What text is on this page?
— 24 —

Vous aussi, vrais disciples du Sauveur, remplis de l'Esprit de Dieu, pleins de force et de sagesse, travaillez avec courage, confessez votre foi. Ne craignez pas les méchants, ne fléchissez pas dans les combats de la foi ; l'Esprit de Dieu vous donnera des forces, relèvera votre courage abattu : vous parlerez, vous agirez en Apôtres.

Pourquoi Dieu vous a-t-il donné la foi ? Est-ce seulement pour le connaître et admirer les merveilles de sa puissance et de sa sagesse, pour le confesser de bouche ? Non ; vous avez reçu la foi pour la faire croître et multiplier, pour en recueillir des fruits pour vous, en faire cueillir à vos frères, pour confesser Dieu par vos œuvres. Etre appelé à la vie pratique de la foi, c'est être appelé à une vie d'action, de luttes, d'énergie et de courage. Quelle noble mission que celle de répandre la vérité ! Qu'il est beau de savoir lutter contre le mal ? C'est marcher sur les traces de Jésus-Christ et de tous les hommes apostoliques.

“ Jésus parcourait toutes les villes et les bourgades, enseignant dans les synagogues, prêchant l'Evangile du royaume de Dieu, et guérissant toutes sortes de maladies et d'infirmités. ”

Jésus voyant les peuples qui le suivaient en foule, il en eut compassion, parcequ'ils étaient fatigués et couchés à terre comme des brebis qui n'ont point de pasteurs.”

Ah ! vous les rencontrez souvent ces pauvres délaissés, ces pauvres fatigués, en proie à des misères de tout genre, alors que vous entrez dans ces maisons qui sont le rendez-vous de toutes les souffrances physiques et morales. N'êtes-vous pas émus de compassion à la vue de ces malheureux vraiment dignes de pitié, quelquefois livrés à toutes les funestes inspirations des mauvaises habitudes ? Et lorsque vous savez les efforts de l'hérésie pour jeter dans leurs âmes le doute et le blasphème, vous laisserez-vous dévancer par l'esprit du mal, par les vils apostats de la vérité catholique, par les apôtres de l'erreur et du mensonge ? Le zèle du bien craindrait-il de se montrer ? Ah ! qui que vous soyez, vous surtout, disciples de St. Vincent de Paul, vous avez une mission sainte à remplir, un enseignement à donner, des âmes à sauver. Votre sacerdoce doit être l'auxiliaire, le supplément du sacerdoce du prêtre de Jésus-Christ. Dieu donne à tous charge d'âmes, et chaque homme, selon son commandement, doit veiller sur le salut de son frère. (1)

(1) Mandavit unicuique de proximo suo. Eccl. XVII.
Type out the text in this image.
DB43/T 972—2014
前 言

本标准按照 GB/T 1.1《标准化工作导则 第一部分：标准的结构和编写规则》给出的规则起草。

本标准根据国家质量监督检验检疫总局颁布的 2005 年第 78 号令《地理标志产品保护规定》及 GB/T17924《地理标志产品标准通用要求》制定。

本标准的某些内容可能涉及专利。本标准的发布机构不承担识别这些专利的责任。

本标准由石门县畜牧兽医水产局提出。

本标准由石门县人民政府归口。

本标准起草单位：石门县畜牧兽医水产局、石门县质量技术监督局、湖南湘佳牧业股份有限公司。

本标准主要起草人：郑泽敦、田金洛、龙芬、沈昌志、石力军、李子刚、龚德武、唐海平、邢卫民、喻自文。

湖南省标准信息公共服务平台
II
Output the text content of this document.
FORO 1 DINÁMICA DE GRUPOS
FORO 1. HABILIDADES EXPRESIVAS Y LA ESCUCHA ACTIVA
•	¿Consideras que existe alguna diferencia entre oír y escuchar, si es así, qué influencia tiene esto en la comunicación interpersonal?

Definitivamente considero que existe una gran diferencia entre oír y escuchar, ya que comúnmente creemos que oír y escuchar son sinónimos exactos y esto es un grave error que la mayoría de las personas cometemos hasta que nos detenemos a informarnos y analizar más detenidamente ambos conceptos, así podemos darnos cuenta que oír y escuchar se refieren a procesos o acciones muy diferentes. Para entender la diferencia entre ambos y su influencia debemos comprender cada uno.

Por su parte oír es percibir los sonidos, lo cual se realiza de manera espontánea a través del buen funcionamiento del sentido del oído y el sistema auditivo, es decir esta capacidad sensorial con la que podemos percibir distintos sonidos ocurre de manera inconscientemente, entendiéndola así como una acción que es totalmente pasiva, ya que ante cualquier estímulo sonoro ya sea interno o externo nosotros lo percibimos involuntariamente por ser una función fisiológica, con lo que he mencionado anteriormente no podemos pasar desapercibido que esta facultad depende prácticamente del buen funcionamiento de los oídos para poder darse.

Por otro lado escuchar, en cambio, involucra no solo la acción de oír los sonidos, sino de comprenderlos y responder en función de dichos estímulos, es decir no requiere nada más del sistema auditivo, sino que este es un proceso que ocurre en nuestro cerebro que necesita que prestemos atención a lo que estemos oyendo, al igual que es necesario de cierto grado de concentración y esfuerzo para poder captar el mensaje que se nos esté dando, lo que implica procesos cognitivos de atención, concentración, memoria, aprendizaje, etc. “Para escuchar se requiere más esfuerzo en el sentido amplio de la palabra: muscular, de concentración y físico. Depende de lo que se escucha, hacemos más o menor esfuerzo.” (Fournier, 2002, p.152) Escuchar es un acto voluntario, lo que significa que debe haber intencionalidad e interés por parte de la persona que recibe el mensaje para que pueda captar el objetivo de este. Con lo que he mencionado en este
====
Set task:
Give the material above again, word for word.

Answer for this exercise:
What text is on this page?
— 24 —

Vous aussi, vrais disciples du Sauveur, remplis de l'Esprit de Dieu, pleins de force et de sagesse, travaillez avec courage, confessez votre foi. Ne craignez pas les méchants, ne fléchissez pas dans les combats de la foi ; l'Esprit de Dieu vous donnera des forces, relèvera votre courage abattu : vous parlerez, vous agirez en Apôtres.

Pourquoi Dieu vous a-t-il donné la foi ? Est-ce seulement pour le connaître et admirer les merveilles de sa puissance et de sa sagesse, pour le confesser de bouche ? Non ; vous avez reçu la foi pour la faire croître et multiplier, pour en recueillir des fruits pour vous, en faire cueillir à vos frères, pour confesser Dieu par vos œuvres. Etre appelé à la vie pratique de la foi, c'est être appelé à une vie d'action, de luttes, d'énergie et de courage. Quelle noble mission que celle de répandre la vérité ! Qu'il est beau de savoir lutter contre le mal ? C'est marcher sur les traces de Jésus-Christ et de tous les hommes apostoliques.

“ Jésus parcourait toutes les villes et les bourgades, enseignant dans les synagogues, prêchant l'Evangile du royaume de Dieu, et guérissant toutes sortes de maladies et d'infirmités. ”

Jésus voyant les peuples qui le suivaient en foule, il en eut compassion, parcequ'ils étaient fatigués et couchés à terre comme des brebis qui n'ont point de pasteurs.”

Ah ! vous les rencontrez souvent ces pauvres délaissés, ces pauvres fatigués, en proie à des misères de tout genre, alors que vous entrez dans ces maisons qui sont le rendez-vous de toutes les souffrances physiques et morales. N'êtes-vous pas émus de compassion à la vue de ces malheureux vraiment dignes de pitié, quelquefois livrés à toutes les funestes inspirations des mauvaises habitudes ? Et lorsque vous savez les efforts de l'hérésie pour jeter dans leurs âmes le doute et le blasphème, vous laisserez-vous dévancer par l'esprit du mal, par les vils apostats de la vérité catholique, par les apôtres de l'erreur et du mensonge ? Le zèle du bien craindrait-il de se montrer ? Ah ! qui que vous soyez, vous surtout, disciples de St. Vincent de Paul, vous avez une mission sainte à remplir, un enseignement à donner, des âmes à sauver. Votre sacerdoce doit être l'auxiliaire, le supplément du sacerdoce du prêtre de Jésus-Christ. Dieu donne à tous charge d'âmes, et chaque homme, selon son commandement, doit veiller sur le salut de son frère. (1)

(1) Mandavit unicuique de proximo suo. Eccl. XVII.
Type out the text in this image.
DB43/T 972—2014
前 言

本标准按照 GB/T 1.1《标准化工作导则 第一部分：标准的结构和编写规则》给出的规则起草。

本标准根据国家质量监督检验检疫总局颁布的 2005 年第 78 号令《地理标志产品保护规定》及 GB/T17924《地理标志产品标准通用要求》制定。

本标准的某些内容可能涉及专利。本标准的发布机构不承担识别这些专利的责任。

本标准由石门县畜牧兽医水产局提出。

本标准由石门县人民政府归口。

本标准起草单位：石门县畜牧兽医水产局、石门县质量技术监督局、湖南湘佳牧业股份有限公司。

本标准主要起草人：郑泽敦、田金洛、龙芬、沈昌志、石力军、李子刚、龚德武、唐海平、邢卫民、喻自文。

湖南省标准信息公共服务平台
II
Output the text content of this document.
FORO 1 DINÁMICA DE GRUPOS
FORO 1. HABILIDADES EXPRESIVAS Y LA ESCUCHA ACTIVA
•	¿Consideras que existe alguna diferencia entre oír y escuchar, si es así, qué influencia tiene esto en la comunicación interpersonal?

Definitivamente considero que existe una gran diferencia entre oír y escuchar, ya que comúnmente creemos que oír y escuchar son sinónimos exactos y esto es un grave error que la mayoría de las personas cometemos hasta que nos detenemos a informarnos y analizar más detenidamente ambos conceptos, así podemos darnos cuenta que oír y escuchar se refieren a procesos o acciones muy diferentes. Para entender la diferencia entre ambos y su influencia debemos comprender cada uno.

Por su parte oír es percibir los sonidos, lo cual se realiza de manera espontánea a través del buen funcionamiento del sentido del oído y el sistema auditivo, es decir esta capacidad sensorial con la que podemos percibir distintos sonidos ocurre de manera inconscientemente, entendiéndola así como una acción que es totalmente pasiva, ya que ante cualquier estímulo sonoro ya sea interno o externo nosotros lo percibimos involuntariamente por ser una función fisiológica, con lo que he mencionado anteriormente no podemos pasar desapercibido que esta facultad depende prácticamente del buen funcionamiento de los oídos para poder darse.

Por otro lado escuchar, en cambio, involucra no solo la acción de oír los sonidos, sino de comprenderlos y responder en función de dichos estímulos, es decir no requiere nada más del sistema auditivo, sino que este es un proceso que ocurre en nuestro cerebro que necesita que prestemos atención a lo que estemos oyendo, al igual que es necesario de cierto grado de concentración y esfuerzo para poder captar el mensaje que se nos esté dando, lo que implica procesos cognitivos de atención, concentración, memoria, aprendizaje, etc. “Para escuchar se requiere más esfuerzo en el sentido amplio de la palabra: muscular, de concentración y físico. Depende de lo que se escucha, hacemos más o menor esfuerzo.” (Fournier, 2002, p.152) Escuchar es un acto voluntario, lo que significa que debe haber intencionalidad e interés por parte de la persona que recibe el mensaje para que pueda captar el objetivo de este. Con lo que he mencionado en este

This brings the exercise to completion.